• [AVAILABLE RECORDS]:
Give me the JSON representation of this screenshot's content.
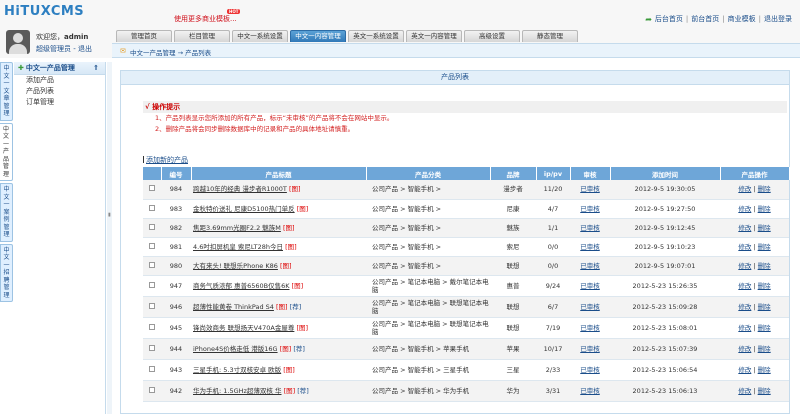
{
  "header": {
    "logo_main": "HiTUX",
    "logo_x": "",
    "logo_suffix": "CMS",
    "promo_text": "使用更多商业模板...",
    "promo_badge": "HOT",
    "links": {
      "front_home": "后台首页",
      "site_home": "前台首页",
      "templates": "商业模板",
      "logout": "退出登录"
    },
    "welcome_prefix": "欢迎您，",
    "username": "admin",
    "role_text": "超级管理员 - 退出"
  },
  "nav": {
    "tabs": [
      {
        "label": "管理首页",
        "active": false
      },
      {
        "label": "栏目管理",
        "active": false
      },
      {
        "label": "中文一系统设置",
        "active": false
      },
      {
        "label": "中文一内容管理",
        "active": true
      },
      {
        "label": "英文一系统设置",
        "active": false
      },
      {
        "label": "英文一内容管理",
        "active": false
      },
      {
        "label": "高级设置",
        "active": false
      },
      {
        "label": "静态管理",
        "active": false
      }
    ]
  },
  "breadcrumb": "中文一产品管理 → 产品列表",
  "side_tabs": [
    {
      "label": "中文一文章管理",
      "active": false
    },
    {
      "label": "中文一产品管理",
      "active": true
    },
    {
      "label": "中文一案例管理",
      "active": false
    },
    {
      "label": "中文一招聘管理",
      "active": false
    }
  ],
  "left_menu": {
    "title": "中文一产品管理",
    "collapse_glyph": "⇑",
    "items": [
      "添加产品",
      "产品列表",
      "订单管理"
    ]
  },
  "main": {
    "title": "产品列表",
    "tips_title": "√ 操作提示",
    "tips": [
      "1、产品列表显示您所添加的所有产品，标示“未审核”的产品将不会在网站中显示。",
      "2、删除产品将会同步删除数据库中的记录和产品的具体地址请慎重。"
    ],
    "add_new": "添加新的产品"
  },
  "table": {
    "headers": [
      "",
      "编号",
      "产品标题",
      "产品分类",
      "品牌",
      "ip/pv",
      "审核",
      "添加时间",
      "产品操作"
    ],
    "review_label": "已审核",
    "edit_label": "修改",
    "delete_label": "删除",
    "rows": [
      {
        "id": "984",
        "title": "跨越10年的经典 漫步者R1000T",
        "tags": [
          "[图]"
        ],
        "category": "公司产品 > 智能手机 >",
        "brand": "漫步者",
        "ippv": "11/20",
        "time": "2012-9-5 19:30:05"
      },
      {
        "id": "983",
        "title": "金秋特价送礼 尼康D5100热门单反",
        "tags": [
          "[图]"
        ],
        "category": "公司产品 > 智能手机 >",
        "brand": "尼康",
        "ippv": "4/7",
        "time": "2012-9-5 19:27:50"
      },
      {
        "id": "982",
        "title": "焦距3.69mm光圈F2.2 魅族M",
        "tags": [
          "[图]"
        ],
        "category": "公司产品 > 智能手机 >",
        "brand": "魅族",
        "ippv": "1/1",
        "time": "2012-9-5 19:12:45"
      },
      {
        "id": "981",
        "title": "4.6吋扣屏机皇 索尼LT28h今日",
        "tags": [
          "[图]"
        ],
        "category": "公司产品 > 智能手机 >",
        "brand": "索尼",
        "ippv": "0/0",
        "time": "2012-9-5 19:10:23"
      },
      {
        "id": "980",
        "title": "大有来头! 联想乐Phone K86",
        "tags": [
          "[图]"
        ],
        "category": "公司产品 > 智能手机 >",
        "brand": "联想",
        "ippv": "0/0",
        "time": "2012-9-5 19:07:01"
      },
      {
        "id": "947",
        "title": "商务气质浓郁 惠普6560B仅售6K",
        "tags": [
          "[图]"
        ],
        "category": "公司产品 > 笔记本电脑 > 戴尔笔记本电脑",
        "brand": "惠普",
        "ippv": "9/24",
        "time": "2012-5-23 15:26:35"
      },
      {
        "id": "946",
        "title": "超薄性能黄卷 ThinkPad S4",
        "tags": [
          "[图]",
          "[荐]"
        ],
        "category": "公司产品 > 笔记本电脑 > 联想笔记本电脑",
        "brand": "联想",
        "ippv": "6/7",
        "time": "2012-5-23 15:09:28"
      },
      {
        "id": "945",
        "title": "锋尚效商务 联想扬天V470A金屋尊",
        "tags": [
          "[图]"
        ],
        "category": "公司产品 > 笔记本电脑 > 联想笔记本电脑",
        "brand": "联想",
        "ippv": "7/19",
        "time": "2012-5-23 15:08:01"
      },
      {
        "id": "944",
        "title": "iPhone4S价格走低 港版16G",
        "tags": [
          "[图]",
          "[荐]"
        ],
        "category": "公司产品 > 智能手机 > 苹果手机",
        "brand": "苹果",
        "ippv": "10/17",
        "time": "2012-5-23 15:07:39"
      },
      {
        "id": "943",
        "title": "三星手机: 5.3寸双核安卓 欧版",
        "tags": [
          "[图]"
        ],
        "category": "公司产品 > 智能手机 > 三星手机",
        "brand": "三星",
        "ippv": "2/33",
        "time": "2012-5-23 15:06:54"
      },
      {
        "id": "942",
        "title": "华为手机: 1.5GHz超薄双核 华",
        "tags": [
          "[图]",
          "[荐]"
        ],
        "category": "公司产品 > 智能手机 > 华为手机",
        "brand": "华为",
        "ippv": "3/31",
        "time": "2012-5-23 15:06:13"
      }
    ]
  },
  "colors": {
    "accent": "#3179b8",
    "header_row": "#6ea6d8",
    "warning": "#d32121"
  }
}
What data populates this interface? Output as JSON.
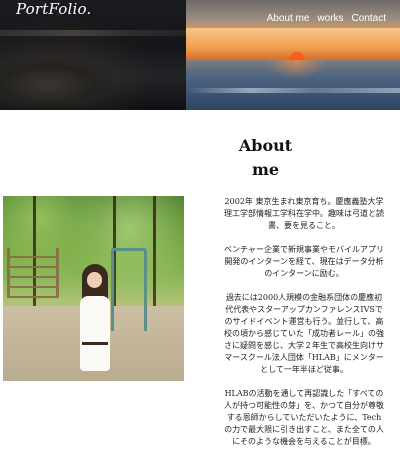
{
  "header": {
    "logo": "PortFolio.",
    "nav": [
      {
        "label": "About me"
      },
      {
        "label": "works"
      },
      {
        "label": "Contact"
      }
    ]
  },
  "about": {
    "title_line1": "About",
    "title_line2": "me",
    "paragraphs": [
      "2002年 東京生まれ東京育ち。慶應義塾大学理工学部情報工学科在学中。趣味は弓道と読書、要を見ること。",
      "ベンチャー企業で新規事業やモバイルアプリ開発のインターンを経て、現在はデータ分析のインターンに励む。",
      "過去には2000人規模の金融系団体の慶應初代代表やスターアップカンファレンスIVSでのサイドイベント運営も行う。並行して、高校の頃から感じていた「成功者レール」の強さに疑問を感じ、大学２年生で高校生向けサマースクール法人団体「HLAB」にメンターとして一年半ほど従事。",
      "HLABの活動を通して再認識した「すべての人が持つ可能性の芽」を、かつて自分が尊敬する恩師からしていただいたように、Techの力で最大限に引き出すこと、また全ての人にそのような機会を与えることが目標。"
    ]
  },
  "colors": {
    "nav_text": "#ffffff",
    "body_text": "#222222",
    "background": "#ffffff"
  }
}
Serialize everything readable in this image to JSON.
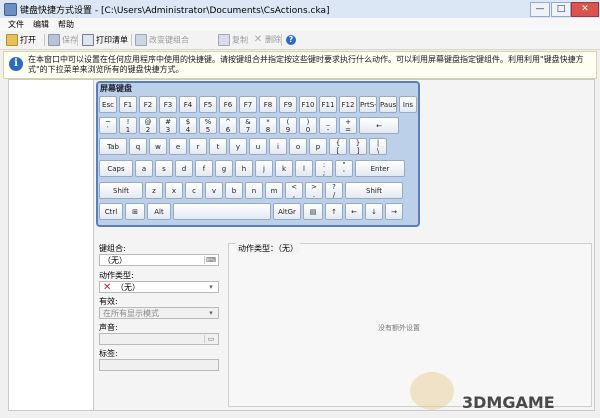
{
  "window": {
    "title": "键盘快捷方式设置 - [C:\\Users\\Administrator\\Documents\\CsActions.cka]",
    "controls": {
      "minimize": "—",
      "maximize": "□",
      "close": "✕"
    }
  },
  "menu": {
    "file": "文件",
    "edit": "编辑",
    "help": "帮助"
  },
  "toolbar": {
    "open": "打开",
    "save": "保存",
    "print_list": "打印清单",
    "change_combo": "改变键组合",
    "copy": "复制",
    "delete": "删除",
    "help_icon": "?"
  },
  "info": {
    "icon": "i",
    "message": "在本窗口中可以设置在任何应用程序中使用的快捷键。请按键组合并指定按这些键时要求执行什么动作。可以利用屏幕键盘指定键组件。利用利用\"键盘快捷方式\"的下拉菜单来浏览所有的键盘快捷方式。"
  },
  "keyboard": {
    "title": "屏幕键盘",
    "row1": [
      "Esc",
      "F1",
      "F2",
      "F3",
      "F4",
      "F5",
      "F6",
      "F7",
      "F8",
      "F9",
      "F10",
      "F11",
      "F12",
      "PrtS-",
      "Paus",
      "Ins"
    ],
    "row2": [
      [
        "~",
        "`"
      ],
      [
        "!",
        "1"
      ],
      [
        "@",
        "2"
      ],
      [
        "#",
        "3"
      ],
      [
        "$",
        "4"
      ],
      [
        "%",
        "5"
      ],
      [
        "^",
        "6"
      ],
      [
        "&",
        "7"
      ],
      [
        "*",
        "8"
      ],
      [
        "(",
        "9"
      ],
      [
        ")",
        "0"
      ],
      [
        "_",
        "-"
      ],
      [
        "+",
        "="
      ]
    ],
    "row2_back": "←",
    "row3_tab": "Tab",
    "row3": [
      "q",
      "w",
      "e",
      "r",
      "t",
      "y",
      "u",
      "i",
      "o",
      "p"
    ],
    "row3_br": [
      [
        "{",
        "["
      ],
      [
        "}",
        "]"
      ],
      [
        "|",
        "\\"
      ]
    ],
    "row4_caps": "Caps",
    "row4": [
      "a",
      "s",
      "d",
      "f",
      "g",
      "h",
      "j",
      "k",
      "l"
    ],
    "row4_p": [
      [
        ":",
        ";"
      ],
      [
        "\"",
        "'"
      ]
    ],
    "row4_enter": "Enter",
    "row5_shift_l": "Shift",
    "row5": [
      "z",
      "x",
      "c",
      "v",
      "b",
      "n",
      "m"
    ],
    "row5_p": [
      [
        "<",
        ","
      ],
      [
        ">",
        "."
      ],
      [
        "?",
        "/"
      ]
    ],
    "row5_shift_r": "Shift",
    "row6": {
      "ctrl": "Ctrl",
      "win": "⊞",
      "alt": "Alt",
      "altgr": "AltGr",
      "menu": "▤",
      "up": "↑",
      "left": "←",
      "down": "↓",
      "right": "→"
    }
  },
  "form": {
    "key_combo_label": "键组合:",
    "key_combo_value": "（无）",
    "action_type_label": "动作类型:",
    "action_type_value": "（无）",
    "valid_label": "有效:",
    "valid_value": "在所有显示模式",
    "sound_label": "声音:",
    "sound_value": "",
    "tag_label": "标签:",
    "tag_value": ""
  },
  "action_panel": {
    "title": "动作类型：（无）",
    "no_extra": "没有额外设置"
  },
  "watermark": {
    "brand": "3DMGAME"
  }
}
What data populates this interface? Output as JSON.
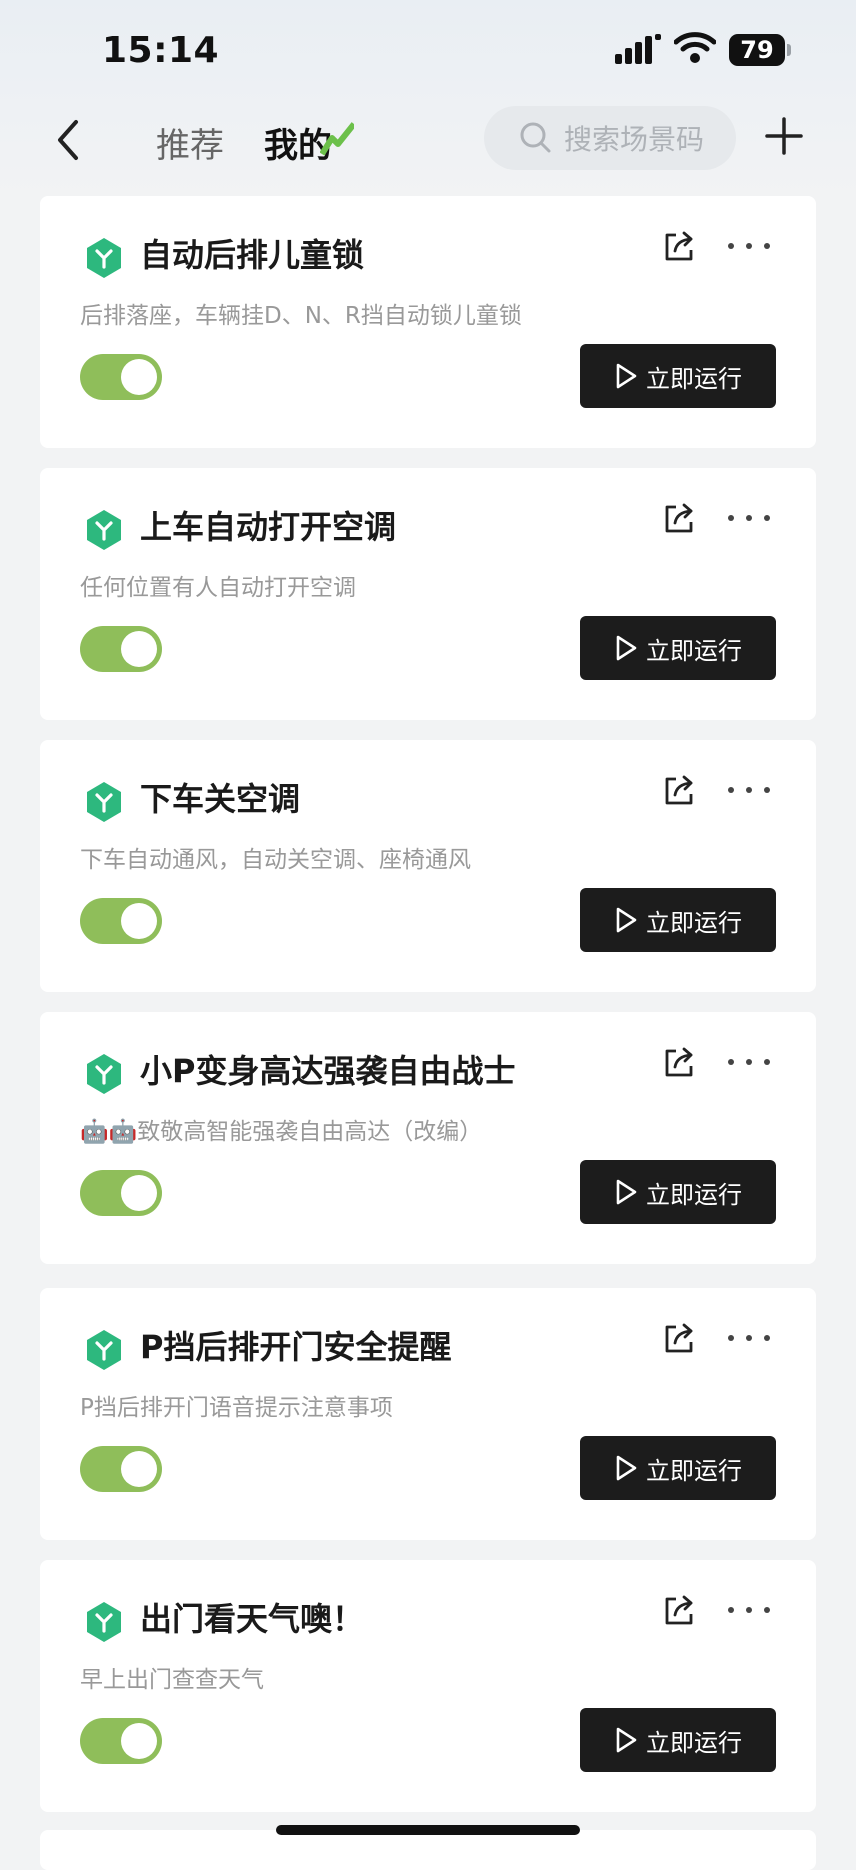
{
  "status": {
    "time": "15:14",
    "battery": "79"
  },
  "nav": {
    "tab_recommended": "推荐",
    "tab_mine": "我的",
    "search_placeholder": "搜索场景码"
  },
  "scenes": [
    {
      "title": "自动后排儿童锁",
      "desc": "后排落座，车辆挂D、N、R挡自动锁儿童锁",
      "enabled": true,
      "run_label": "立即运行"
    },
    {
      "title": "上车自动打开空调",
      "desc": "任何位置有人自动打开空调",
      "enabled": true,
      "run_label": "立即运行"
    },
    {
      "title": "下车关空调",
      "desc": "下车自动通风，自动关空调、座椅通风",
      "enabled": true,
      "run_label": "立即运行"
    },
    {
      "title": "小P变身高达强袭自由战士",
      "desc": "🤖🤖致敬高智能强袭自由高达（改编）",
      "enabled": true,
      "run_label": "立即运行"
    },
    {
      "title": "P挡后排开门安全提醒",
      "desc": "P挡后排开门语音提示注意事项",
      "enabled": true,
      "run_label": "立即运行"
    },
    {
      "title": "出门看天气噢！",
      "desc": "早上出门查查天气",
      "enabled": true,
      "run_label": "立即运行"
    }
  ],
  "colors": {
    "toggle_on": "#8fbe5a",
    "badge": "#2db87e",
    "run_button": "#1c1c1c",
    "tab_mark": "#6cc04a"
  },
  "icons": {
    "back": "chevron-left-icon",
    "search": "search-icon",
    "add": "plus-icon",
    "badge": "scene-hex-icon",
    "share": "share-icon",
    "more": "more-dots-icon",
    "play": "play-icon"
  }
}
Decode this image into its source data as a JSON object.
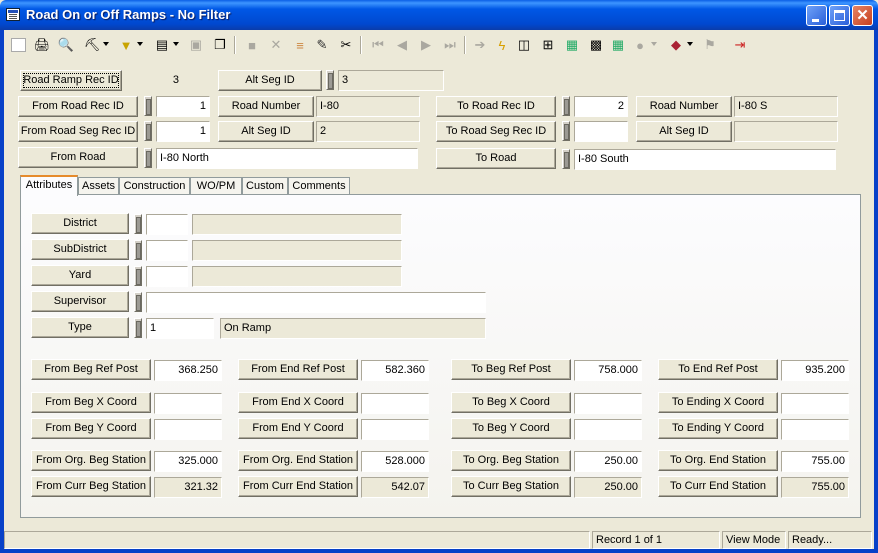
{
  "window": {
    "title": "Road On or Off Ramps - No Filter",
    "close_glyph": "✕"
  },
  "toolbar": {
    "icons": [
      "new-record-icon",
      "print-icon",
      "print-preview-icon",
      "find-icon",
      "filter-icon",
      "view-icon",
      "copy-record-icon",
      "paste-record-icon",
      "save-icon",
      "delete-icon",
      "attach-icon",
      "edit-icon",
      "cut-icon",
      "first-record-icon",
      "previous-record-icon",
      "next-record-icon",
      "last-record-icon",
      "goto-icon",
      "run-icon",
      "window-icon",
      "tree-icon",
      "map-icon",
      "calculator-icon",
      "grid-map-icon",
      "chat-icon",
      "book-icon",
      "flag-icon",
      "exit-icon"
    ]
  },
  "header": {
    "road_ramp_rec_id": {
      "label": "Road Ramp Rec ID",
      "value": "3"
    },
    "alt_seg_id": {
      "label": "Alt Seg ID",
      "value": "3"
    },
    "from": {
      "road_rec_id": {
        "label": "From Road Rec ID",
        "value": "1"
      },
      "road_number": {
        "label": "Road Number",
        "value": "I-80"
      },
      "road_seg_rec_id": {
        "label": "From Road Seg Rec ID",
        "value": "1"
      },
      "alt_seg_id": {
        "label": "Alt Seg ID",
        "value": "2"
      },
      "road": {
        "label": "From Road",
        "value": "I-80 North"
      }
    },
    "to": {
      "road_rec_id": {
        "label": "To Road Rec ID",
        "value": "2"
      },
      "road_number": {
        "label": "Road Number",
        "value": "I-80 S"
      },
      "road_seg_rec_id": {
        "label": "To Road Seg Rec ID",
        "value": ""
      },
      "alt_seg_id": {
        "label": "Alt Seg ID",
        "value": ""
      },
      "road": {
        "label": "To Road",
        "value": "I-80 South"
      }
    }
  },
  "tabs": [
    "Attributes",
    "Assets",
    "Construction",
    "WO/PM",
    "Custom",
    "Comments"
  ],
  "attributes": {
    "district": {
      "label": "District",
      "code": "",
      "desc": ""
    },
    "subdistrict": {
      "label": "SubDistrict",
      "code": "",
      "desc": ""
    },
    "yard": {
      "label": "Yard",
      "code": "",
      "desc": ""
    },
    "supervisor": {
      "label": "Supervisor",
      "value": ""
    },
    "type": {
      "label": "Type",
      "code": "1",
      "desc": "On Ramp"
    }
  },
  "grid": {
    "from_beg_ref_post": {
      "label": "From Beg Ref Post",
      "value": "368.250"
    },
    "from_end_ref_post": {
      "label": "From End Ref Post",
      "value": "582.360"
    },
    "to_beg_ref_post": {
      "label": "To Beg Ref Post",
      "value": "758.000"
    },
    "to_end_ref_post": {
      "label": "To End Ref Post",
      "value": "935.200"
    },
    "from_beg_x": {
      "label": "From Beg X Coord",
      "value": ""
    },
    "from_end_x": {
      "label": "From End X Coord",
      "value": ""
    },
    "to_beg_x": {
      "label": "To Beg X Coord",
      "value": ""
    },
    "to_ending_x": {
      "label": "To Ending X Coord",
      "value": ""
    },
    "from_beg_y": {
      "label": "From Beg Y Coord",
      "value": ""
    },
    "from_end_y": {
      "label": "From End Y Coord",
      "value": ""
    },
    "to_beg_y": {
      "label": "To Beg Y Coord",
      "value": ""
    },
    "to_ending_y": {
      "label": "To Ending Y Coord",
      "value": ""
    },
    "from_org_beg_station": {
      "label": "From Org. Beg Station",
      "value": "325.000"
    },
    "from_org_end_station": {
      "label": "From Org. End Station",
      "value": "528.000"
    },
    "to_org_beg_station": {
      "label": "To Org. Beg Station",
      "value": "250.00"
    },
    "to_org_end_station": {
      "label": "To Org. End Station",
      "value": "755.00"
    },
    "from_curr_beg_station": {
      "label": "From Curr Beg Station",
      "value": "321.32"
    },
    "from_curr_end_station": {
      "label": "From Curr End Station",
      "value": "542.07"
    },
    "to_curr_beg_station": {
      "label": "To Curr Beg Station",
      "value": "250.00"
    },
    "to_curr_end_station": {
      "label": "To Curr End Station",
      "value": "755.00"
    }
  },
  "status": {
    "record": "Record 1 of 1",
    "mode": "View Mode",
    "state": "Ready..."
  }
}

• [TASK PROMPT]: Report only how many lines of the listing hold the word "三星手机".

• [ANSWER TO THE PROBLEM]: 2